:: Provided text ::

Dr. Patrick Treacy is Chairman of the Irish Association of Cosmetic Doctors and Irish Regional Representative of the British Association of Cosmetic Doctors. Honorary Board Member of the World Medical Trichologist Association. Fellow of the Royal Society of Medicine and the Royal Society of Arts. (London). Honorary Ambassador to the Michael Jackson Legacy Foundation and the Haiti Leadership Foundation, which opened orphanages in both Haiti and Liberia the past year. He holds Honours Degrees in Molecular Biology and Medicine. He is the recipient of the Norman Rae Gold medal from the Royal College of Surgeons in Dublin. He has also received many national and international academic awards including the prestigious AMEC Award in Paris and runner up Aesthetic Doctor of the Year UK & Ireland 2016.

:::

Assignment 1 — According to the biography, what medal did Dr. Patrick Treacy receive from the Royal College of Surgeons in Dublin?
Assignment 2 — Please rewrite the biography from "Dr. Patrick Treacy" up to and including "UK & Ireland 2016.", changing "Chairman" to "President".

:: Information given ::

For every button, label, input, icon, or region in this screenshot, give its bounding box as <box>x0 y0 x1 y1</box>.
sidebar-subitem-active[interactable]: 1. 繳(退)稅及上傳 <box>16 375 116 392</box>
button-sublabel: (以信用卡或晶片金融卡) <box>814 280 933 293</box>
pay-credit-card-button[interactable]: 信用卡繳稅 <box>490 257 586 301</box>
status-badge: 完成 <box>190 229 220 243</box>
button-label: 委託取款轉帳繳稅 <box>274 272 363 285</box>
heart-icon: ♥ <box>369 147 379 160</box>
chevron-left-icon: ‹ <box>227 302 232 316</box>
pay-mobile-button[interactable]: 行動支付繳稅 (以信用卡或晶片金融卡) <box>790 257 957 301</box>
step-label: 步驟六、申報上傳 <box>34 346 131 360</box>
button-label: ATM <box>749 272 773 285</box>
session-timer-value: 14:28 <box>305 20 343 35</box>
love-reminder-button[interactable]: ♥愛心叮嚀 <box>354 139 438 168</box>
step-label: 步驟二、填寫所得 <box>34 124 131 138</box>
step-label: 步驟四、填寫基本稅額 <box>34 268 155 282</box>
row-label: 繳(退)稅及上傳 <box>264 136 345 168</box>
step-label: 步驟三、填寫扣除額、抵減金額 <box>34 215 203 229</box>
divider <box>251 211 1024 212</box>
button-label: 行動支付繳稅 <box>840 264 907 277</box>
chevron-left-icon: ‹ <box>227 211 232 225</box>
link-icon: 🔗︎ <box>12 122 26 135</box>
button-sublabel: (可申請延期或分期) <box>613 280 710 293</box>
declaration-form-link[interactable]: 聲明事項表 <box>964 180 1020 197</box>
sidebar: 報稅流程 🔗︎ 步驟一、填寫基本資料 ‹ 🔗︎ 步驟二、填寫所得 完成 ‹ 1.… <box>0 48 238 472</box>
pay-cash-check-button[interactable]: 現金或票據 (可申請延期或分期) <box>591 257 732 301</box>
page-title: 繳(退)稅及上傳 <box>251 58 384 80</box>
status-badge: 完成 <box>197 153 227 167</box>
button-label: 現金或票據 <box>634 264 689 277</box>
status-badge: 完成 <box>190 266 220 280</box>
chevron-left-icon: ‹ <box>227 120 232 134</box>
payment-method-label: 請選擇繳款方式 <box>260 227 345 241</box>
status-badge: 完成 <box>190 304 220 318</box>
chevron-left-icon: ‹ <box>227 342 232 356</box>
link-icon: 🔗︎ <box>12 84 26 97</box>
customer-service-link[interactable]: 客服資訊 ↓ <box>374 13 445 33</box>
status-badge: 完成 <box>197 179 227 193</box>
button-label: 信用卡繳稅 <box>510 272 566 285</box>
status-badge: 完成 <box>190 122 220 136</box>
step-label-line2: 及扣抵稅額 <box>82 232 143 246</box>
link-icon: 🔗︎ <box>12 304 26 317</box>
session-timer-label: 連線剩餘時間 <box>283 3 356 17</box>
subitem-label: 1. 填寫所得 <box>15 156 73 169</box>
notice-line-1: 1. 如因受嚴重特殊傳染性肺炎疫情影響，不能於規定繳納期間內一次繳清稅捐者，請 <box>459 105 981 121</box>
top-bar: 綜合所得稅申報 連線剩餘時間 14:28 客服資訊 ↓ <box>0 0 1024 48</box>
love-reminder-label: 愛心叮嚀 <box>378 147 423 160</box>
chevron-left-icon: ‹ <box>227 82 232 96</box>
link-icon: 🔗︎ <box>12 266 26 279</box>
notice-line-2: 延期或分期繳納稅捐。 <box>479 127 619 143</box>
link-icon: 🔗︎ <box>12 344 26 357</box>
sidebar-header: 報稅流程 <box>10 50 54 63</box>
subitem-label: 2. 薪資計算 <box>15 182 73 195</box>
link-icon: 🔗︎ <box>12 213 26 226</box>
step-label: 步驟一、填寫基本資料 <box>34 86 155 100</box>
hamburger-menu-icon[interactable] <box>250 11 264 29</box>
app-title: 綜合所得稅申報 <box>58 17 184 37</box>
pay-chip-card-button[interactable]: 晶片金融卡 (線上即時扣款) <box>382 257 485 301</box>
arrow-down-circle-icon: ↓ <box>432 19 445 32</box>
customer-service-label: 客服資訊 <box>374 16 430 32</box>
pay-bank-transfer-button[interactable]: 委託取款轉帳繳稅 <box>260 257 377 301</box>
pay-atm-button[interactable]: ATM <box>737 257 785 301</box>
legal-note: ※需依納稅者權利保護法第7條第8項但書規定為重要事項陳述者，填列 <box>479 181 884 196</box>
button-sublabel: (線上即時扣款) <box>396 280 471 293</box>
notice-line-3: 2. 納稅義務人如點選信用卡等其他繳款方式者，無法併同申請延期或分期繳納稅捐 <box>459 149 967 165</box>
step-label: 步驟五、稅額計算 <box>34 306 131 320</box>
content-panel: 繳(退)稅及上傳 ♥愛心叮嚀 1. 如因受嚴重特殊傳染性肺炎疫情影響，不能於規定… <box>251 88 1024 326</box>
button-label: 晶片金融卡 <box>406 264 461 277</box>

:::

Result 1 — The Norman Rae Gold medal.

Result 2 —
Dr. Patrick Treacy is President of the Irish Association of Cosmetic Doctors and Irish Regional Representative of the British Association of Cosmetic Doctors. Honorary Board Member of the World Medical Trichologist Association. Fellow of the Royal Society of Medicine and the Royal Society of Arts. (London). Honorary Ambassador to the Michael Jackson Legacy Foundation and the Haiti Leadership Foundation, which opened orphanages in both Haiti and Liberia the past year. He holds Honours Degrees in Molecular Biology and Medicine. He is the recipient of the Norman Rae Gold medal from the Royal College of Surgeons in Dublin. He has also received many national and international academic awards including the prestigious AMEC Award in Paris and runner up Aesthetic Doctor of the Year UK & Ireland 2016.